DATA SUPPLIED ->
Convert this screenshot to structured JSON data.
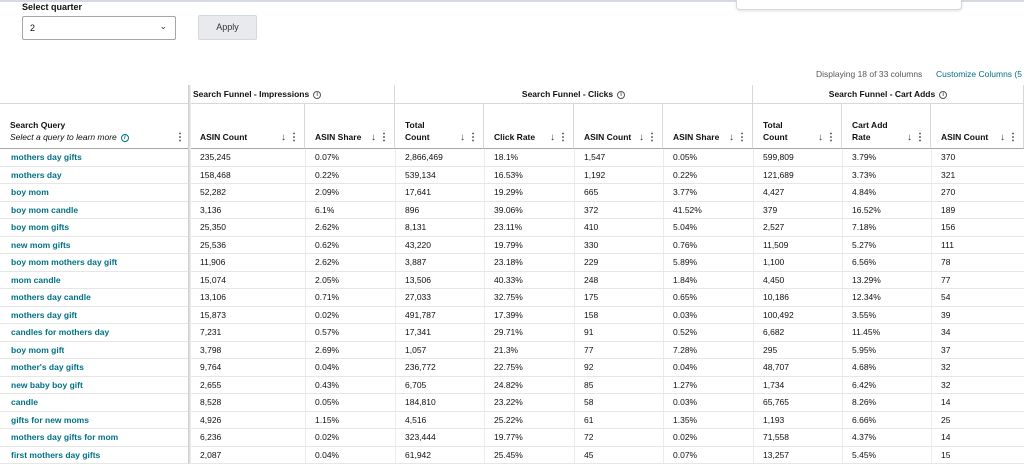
{
  "controls": {
    "quarter_label": "Select quarter",
    "quarter_value": "2",
    "apply_label": "Apply"
  },
  "display_info": "Displaying 18 of 33 columns",
  "customize_label": "Customize Columns (5",
  "query_header": {
    "title": "Search Query",
    "subtitle": "Select a query to learn more"
  },
  "groups": [
    {
      "label": "Search Funnel - Impressions"
    },
    {
      "label": "Search Funnel - Clicks"
    },
    {
      "label": "Search Funnel - Cart Adds"
    }
  ],
  "columns": [
    {
      "l1": "ASIN Count",
      "l2": ""
    },
    {
      "l1": "ASIN Share",
      "l2": ""
    },
    {
      "l1": "Total",
      "l2": "Count"
    },
    {
      "l1": "Click Rate",
      "l2": ""
    },
    {
      "l1": "ASIN Count",
      "l2": ""
    },
    {
      "l1": "ASIN Share",
      "l2": ""
    },
    {
      "l1": "Total",
      "l2": "Count"
    },
    {
      "l1": "Cart Add",
      "l2": "Rate"
    },
    {
      "l1": "ASIN Count",
      "l2": ""
    }
  ],
  "rows": [
    {
      "query": "mothers day gifts",
      "cells": [
        "235,245",
        "0.07%",
        "2,866,469",
        "18.1%",
        "1,547",
        "0.05%",
        "599,809",
        "3.79%",
        "370"
      ]
    },
    {
      "query": "mothers day",
      "cells": [
        "158,468",
        "0.22%",
        "539,134",
        "16.53%",
        "1,192",
        "0.22%",
        "121,689",
        "3.73%",
        "321"
      ]
    },
    {
      "query": "boy mom",
      "cells": [
        "52,282",
        "2.09%",
        "17,641",
        "19.29%",
        "665",
        "3.77%",
        "4,427",
        "4.84%",
        "270"
      ]
    },
    {
      "query": "boy mom candle",
      "cells": [
        "3,136",
        "6.1%",
        "896",
        "39.06%",
        "372",
        "41.52%",
        "379",
        "16.52%",
        "189"
      ]
    },
    {
      "query": "boy mom gifts",
      "cells": [
        "25,350",
        "2.62%",
        "8,131",
        "23.11%",
        "410",
        "5.04%",
        "2,527",
        "7.18%",
        "156"
      ]
    },
    {
      "query": "new mom gifts",
      "cells": [
        "25,536",
        "0.62%",
        "43,220",
        "19.79%",
        "330",
        "0.76%",
        "11,509",
        "5.27%",
        "111"
      ]
    },
    {
      "query": "boy mom mothers day gift",
      "cells": [
        "11,906",
        "2.62%",
        "3,887",
        "23.18%",
        "229",
        "5.89%",
        "1,100",
        "6.56%",
        "78"
      ]
    },
    {
      "query": "mom candle",
      "cells": [
        "15,074",
        "2.05%",
        "13,506",
        "40.33%",
        "248",
        "1.84%",
        "4,450",
        "13.29%",
        "77"
      ]
    },
    {
      "query": "mothers day candle",
      "cells": [
        "13,106",
        "0.71%",
        "27,033",
        "32.75%",
        "175",
        "0.65%",
        "10,186",
        "12.34%",
        "54"
      ]
    },
    {
      "query": "mothers day gift",
      "cells": [
        "15,873",
        "0.02%",
        "491,787",
        "17.39%",
        "158",
        "0.03%",
        "100,492",
        "3.55%",
        "39"
      ]
    },
    {
      "query": "candles for mothers day",
      "cells": [
        "7,231",
        "0.57%",
        "17,341",
        "29.71%",
        "91",
        "0.52%",
        "6,682",
        "11.45%",
        "34"
      ]
    },
    {
      "query": "boy mom gift",
      "cells": [
        "3,798",
        "2.69%",
        "1,057",
        "21.3%",
        "77",
        "7.28%",
        "295",
        "5.95%",
        "37"
      ]
    },
    {
      "query": "mother's day gifts",
      "cells": [
        "9,764",
        "0.04%",
        "236,772",
        "22.75%",
        "92",
        "0.04%",
        "48,707",
        "4.68%",
        "32"
      ]
    },
    {
      "query": "new baby boy gift",
      "cells": [
        "2,655",
        "0.43%",
        "6,705",
        "24.82%",
        "85",
        "1.27%",
        "1,734",
        "6.42%",
        "32"
      ]
    },
    {
      "query": "candle",
      "cells": [
        "8,528",
        "0.05%",
        "184,810",
        "23.22%",
        "58",
        "0.03%",
        "65,765",
        "8.26%",
        "14"
      ]
    },
    {
      "query": "gifts for new moms",
      "cells": [
        "4,926",
        "1.15%",
        "4,516",
        "25.22%",
        "61",
        "1.35%",
        "1,193",
        "6.66%",
        "25"
      ]
    },
    {
      "query": "mothers day gifts for mom",
      "cells": [
        "6,236",
        "0.02%",
        "323,444",
        "19.77%",
        "72",
        "0.02%",
        "71,558",
        "4.37%",
        "14"
      ]
    },
    {
      "query": "first mothers day gifts",
      "cells": [
        "2,087",
        "0.04%",
        "61,942",
        "25.45%",
        "45",
        "0.07%",
        "13,257",
        "5.45%",
        "15"
      ]
    }
  ]
}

INSTRUCTIONS FOR THE TASK -> Look through the entries above; copy every line holding the string "Select".

SOLUTION ->
    "quarter_label": "Select quarter",
    "subtitle": "Select a query to learn more"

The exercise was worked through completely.